Exercise instructions »
Copy out all the records, word for word.

···

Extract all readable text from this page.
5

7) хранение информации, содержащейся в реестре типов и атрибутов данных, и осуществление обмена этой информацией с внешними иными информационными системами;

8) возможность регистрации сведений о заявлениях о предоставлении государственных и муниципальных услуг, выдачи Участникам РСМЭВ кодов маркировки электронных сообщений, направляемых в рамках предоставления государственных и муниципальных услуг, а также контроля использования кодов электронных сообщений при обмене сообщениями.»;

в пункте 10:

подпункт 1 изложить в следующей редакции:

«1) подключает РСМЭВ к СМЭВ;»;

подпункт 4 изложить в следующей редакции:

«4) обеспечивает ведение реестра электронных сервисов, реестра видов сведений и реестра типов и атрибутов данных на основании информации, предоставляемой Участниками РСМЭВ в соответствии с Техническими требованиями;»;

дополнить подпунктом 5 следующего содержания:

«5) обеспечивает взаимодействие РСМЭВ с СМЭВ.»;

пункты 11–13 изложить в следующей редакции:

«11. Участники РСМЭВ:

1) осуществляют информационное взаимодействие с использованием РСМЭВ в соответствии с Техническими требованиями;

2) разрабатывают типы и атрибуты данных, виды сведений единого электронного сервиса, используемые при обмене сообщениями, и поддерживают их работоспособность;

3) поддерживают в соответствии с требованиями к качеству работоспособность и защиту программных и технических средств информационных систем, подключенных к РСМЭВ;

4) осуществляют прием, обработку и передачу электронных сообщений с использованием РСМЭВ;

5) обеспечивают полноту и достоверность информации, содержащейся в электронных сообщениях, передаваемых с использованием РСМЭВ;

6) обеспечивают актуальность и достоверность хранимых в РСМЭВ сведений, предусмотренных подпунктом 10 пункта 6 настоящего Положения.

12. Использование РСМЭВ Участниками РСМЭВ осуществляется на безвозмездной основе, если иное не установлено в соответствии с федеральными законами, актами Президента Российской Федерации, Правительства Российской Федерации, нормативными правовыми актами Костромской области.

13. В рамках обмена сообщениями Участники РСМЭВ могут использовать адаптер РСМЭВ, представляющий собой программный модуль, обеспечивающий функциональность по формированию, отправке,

···

The output »
Extract all readable text from this page.
5

7) хранение информации, содержащейся в реестре типов и атрибутов данных, и осуществление обмена этой информацией с внешними иными информационными системами;

8) возможность регистрации сведений о заявлениях о предоставлении государственных и муниципальных услуг, выдачи Участникам РСМЭВ кодов маркировки электронных сообщений, направляемых в рамках предоставления государственных и муниципальных услуг, а также контроля использования кодов электронных сообщений при обмене сообщениями.»;

в пункте 10:

подпункт 1 изложить в следующей редакции:

«1) подключает РСМЭВ к СМЭВ;»;

подпункт 4 изложить в следующей редакции:

«4) обеспечивает ведение реестра электронных сервисов, реестра видов сведений и реестра типов и атрибутов данных на основании информации, предоставляемой Участниками РСМЭВ в соответствии с Техническими требованиями;»;

дополнить подпунктом 5 следующего содержания:

«5) обеспечивает взаимодействие РСМЭВ с СМЭВ.»;

пункты 11–13 изложить в следующей редакции:

«11. Участники РСМЭВ:

1) осуществляют информационное взаимодействие с использованием РСМЭВ в соответствии с Техническими требованиями;

2) разрабатывают типы и атрибуты данных, виды сведений единого электронного сервиса, используемые при обмене сообщениями, и поддерживают их работоспособность;

3) поддерживают в соответствии с требованиями к качеству работоспособность и защиту программных и технических средств информационных систем, подключенных к РСМЭВ;

4) осуществляют прием, обработку и передачу электронных сообщений с использованием РСМЭВ;

5) обеспечивают полноту и достоверность информации, содержащейся в электронных сообщениях, передаваемых с использованием РСМЭВ;

6) обеспечивают актуальность и достоверность хранимых в РСМЭВ сведений, предусмотренных подпунктом 10 пункта 6 настоящего Положения.

12. Использование РСМЭВ Участниками РСМЭВ осуществляется на безвозмездной основе, если иное не установлено в соответствии с федеральными законами, актами Президента Российской Федерации, Правительства Российской Федерации, нормативными правовыми актами Костромской области.

13. В рамках обмена сообщениями Участники РСМЭВ могут использовать адаптер РСМЭВ, представляющий собой программный модуль, обеспечивающий функциональность по формированию, отправке,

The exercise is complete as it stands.